TASK OBJECTIVE: Down to the last line, restate the material below exactly.

THE RECORDS:
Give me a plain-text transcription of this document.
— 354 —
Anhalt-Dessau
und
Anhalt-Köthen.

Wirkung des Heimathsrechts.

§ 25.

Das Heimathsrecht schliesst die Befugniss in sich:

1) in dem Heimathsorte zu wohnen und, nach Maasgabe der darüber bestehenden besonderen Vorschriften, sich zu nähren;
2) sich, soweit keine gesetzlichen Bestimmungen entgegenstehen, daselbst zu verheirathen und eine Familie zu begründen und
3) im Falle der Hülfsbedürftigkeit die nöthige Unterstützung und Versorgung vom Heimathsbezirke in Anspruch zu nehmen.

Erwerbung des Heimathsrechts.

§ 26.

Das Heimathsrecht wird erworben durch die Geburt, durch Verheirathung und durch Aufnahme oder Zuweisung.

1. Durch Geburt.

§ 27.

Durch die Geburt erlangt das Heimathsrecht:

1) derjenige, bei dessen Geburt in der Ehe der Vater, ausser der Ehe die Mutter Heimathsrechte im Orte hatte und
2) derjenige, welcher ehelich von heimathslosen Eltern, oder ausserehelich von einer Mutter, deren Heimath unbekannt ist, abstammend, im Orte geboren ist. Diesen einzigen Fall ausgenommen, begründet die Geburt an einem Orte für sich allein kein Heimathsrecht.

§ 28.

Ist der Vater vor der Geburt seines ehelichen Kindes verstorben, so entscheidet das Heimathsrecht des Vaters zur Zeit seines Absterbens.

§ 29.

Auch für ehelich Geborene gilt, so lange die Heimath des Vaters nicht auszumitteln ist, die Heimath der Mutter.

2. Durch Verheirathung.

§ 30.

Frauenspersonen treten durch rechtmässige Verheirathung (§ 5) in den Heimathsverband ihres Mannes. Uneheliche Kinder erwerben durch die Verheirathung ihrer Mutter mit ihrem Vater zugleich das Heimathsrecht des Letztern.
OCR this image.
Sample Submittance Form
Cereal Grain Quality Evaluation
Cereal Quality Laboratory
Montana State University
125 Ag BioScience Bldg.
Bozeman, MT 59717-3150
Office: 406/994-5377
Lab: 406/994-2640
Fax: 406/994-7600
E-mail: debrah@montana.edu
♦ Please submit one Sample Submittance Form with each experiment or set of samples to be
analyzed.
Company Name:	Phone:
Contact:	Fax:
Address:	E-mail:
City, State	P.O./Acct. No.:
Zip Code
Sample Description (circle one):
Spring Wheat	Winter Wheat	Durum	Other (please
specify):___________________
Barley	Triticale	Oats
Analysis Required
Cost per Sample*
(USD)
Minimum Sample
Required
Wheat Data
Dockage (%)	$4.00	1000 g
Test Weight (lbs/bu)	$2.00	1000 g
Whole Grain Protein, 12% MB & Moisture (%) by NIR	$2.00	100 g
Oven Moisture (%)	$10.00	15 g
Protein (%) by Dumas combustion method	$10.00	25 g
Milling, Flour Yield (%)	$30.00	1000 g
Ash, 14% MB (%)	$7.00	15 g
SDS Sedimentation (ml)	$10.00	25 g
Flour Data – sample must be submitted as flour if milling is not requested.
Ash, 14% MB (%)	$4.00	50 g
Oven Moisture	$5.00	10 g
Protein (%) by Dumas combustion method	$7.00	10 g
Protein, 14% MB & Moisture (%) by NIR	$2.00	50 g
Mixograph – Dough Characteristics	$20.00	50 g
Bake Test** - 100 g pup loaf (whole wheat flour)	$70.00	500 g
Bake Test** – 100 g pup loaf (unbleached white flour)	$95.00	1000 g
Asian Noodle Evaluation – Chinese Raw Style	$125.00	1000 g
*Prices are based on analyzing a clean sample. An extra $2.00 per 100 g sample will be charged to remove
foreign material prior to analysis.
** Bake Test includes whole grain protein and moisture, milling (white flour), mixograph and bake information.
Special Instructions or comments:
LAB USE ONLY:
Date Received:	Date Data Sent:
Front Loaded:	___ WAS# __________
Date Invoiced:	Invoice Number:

EXPECTED OUTPUT:
Give me a plain-text transcription of this document.
— 354 —
Anhalt-Dessau
und
Anhalt-Köthen.

Wirkung des Heimathsrechts.

§ 25.

Das Heimathsrecht schliesst die Befugniss in sich:

1) in dem Heimathsorte zu wohnen und, nach Maasgabe der darüber bestehenden besonderen Vorschriften, sich zu nähren;
2) sich, soweit keine gesetzlichen Bestimmungen entgegenstehen, daselbst zu verheirathen und eine Familie zu begründen und
3) im Falle der Hülfsbedürftigkeit die nöthige Unterstützung und Versorgung vom Heimathsbezirke in Anspruch zu nehmen.

Erwerbung des Heimathsrechts.

§ 26.

Das Heimathsrecht wird erworben durch die Geburt, durch Verheirathung und durch Aufnahme oder Zuweisung.

1. Durch Geburt.

§ 27.

Durch die Geburt erlangt das Heimathsrecht:

1) derjenige, bei dessen Geburt in der Ehe der Vater, ausser der Ehe die Mutter Heimathsrechte im Orte hatte und
2) derjenige, welcher ehelich von heimathslosen Eltern, oder ausserehelich von einer Mutter, deren Heimath unbekannt ist, abstammend, im Orte geboren ist. Diesen einzigen Fall ausgenommen, begründet die Geburt an einem Orte für sich allein kein Heimathsrecht.

§ 28.

Ist der Vater vor der Geburt seines ehelichen Kindes verstorben, so entscheidet das Heimathsrecht des Vaters zur Zeit seines Absterbens.

§ 29.

Auch für ehelich Geborene gilt, so lange die Heimath des Vaters nicht auszumitteln ist, die Heimath der Mutter.

2. Durch Verheirathung.

§ 30.

Frauenspersonen treten durch rechtmässige Verheirathung (§ 5) in den Heimathsverband ihres Mannes. Uneheliche Kinder erwerben durch die Verheirathung ihrer Mutter mit ihrem Vater zugleich das Heimathsrecht des Letztern.
OCR this image.
Sample Submittance Form
Cereal Grain Quality Evaluation
Cereal Quality Laboratory
Montana State University
125 Ag BioScience Bldg.
Bozeman, MT 59717-3150
Office: 406/994-5377
Lab: 406/994-2640
Fax: 406/994-7600
E-mail: debrah@montana.edu
♦ Please submit one Sample Submittance Form with each experiment or set of samples to be
analyzed.
Company Name:	Phone:
Contact:	Fax:
Address:	E-mail:
City, State	P.O./Acct. No.:
Zip Code
Sample Description (circle one):
Spring Wheat	Winter Wheat	Durum	Other (please
specify):___________________
Barley	Triticale	Oats
Analysis Required
Cost per Sample*
(USD)
Minimum Sample
Required
Wheat Data
Dockage (%)	$4.00	1000 g
Test Weight (lbs/bu)	$2.00	1000 g
Whole Grain Protein, 12% MB & Moisture (%) by NIR	$2.00	100 g
Oven Moisture (%)	$10.00	15 g
Protein (%) by Dumas combustion method	$10.00	25 g
Milling, Flour Yield (%)	$30.00	1000 g
Ash, 14% MB (%)	$7.00	15 g
SDS Sedimentation (ml)	$10.00	25 g
Flour Data – sample must be submitted as flour if milling is not requested.
Ash, 14% MB (%)	$4.00	50 g
Oven Moisture	$5.00	10 g
Protein (%) by Dumas combustion method	$7.00	10 g
Protein, 14% MB & Moisture (%) by NIR	$2.00	50 g
Mixograph – Dough Characteristics	$20.00	50 g
Bake Test** - 100 g pup loaf (whole wheat flour)	$70.00	500 g
Bake Test** – 100 g pup loaf (unbleached white flour)	$95.00	1000 g
Asian Noodle Evaluation – Chinese Raw Style	$125.00	1000 g
*Prices are based on analyzing a clean sample. An extra $2.00 per 100 g sample will be charged to remove
foreign material prior to analysis.
** Bake Test includes whole grain protein and moisture, milling (white flour), mixograph and bake information.
Special Instructions or comments:
LAB USE ONLY:
Date Received:	Date Data Sent:
Front Loaded:	___ WAS# __________
Date Invoiced:	Invoice Number:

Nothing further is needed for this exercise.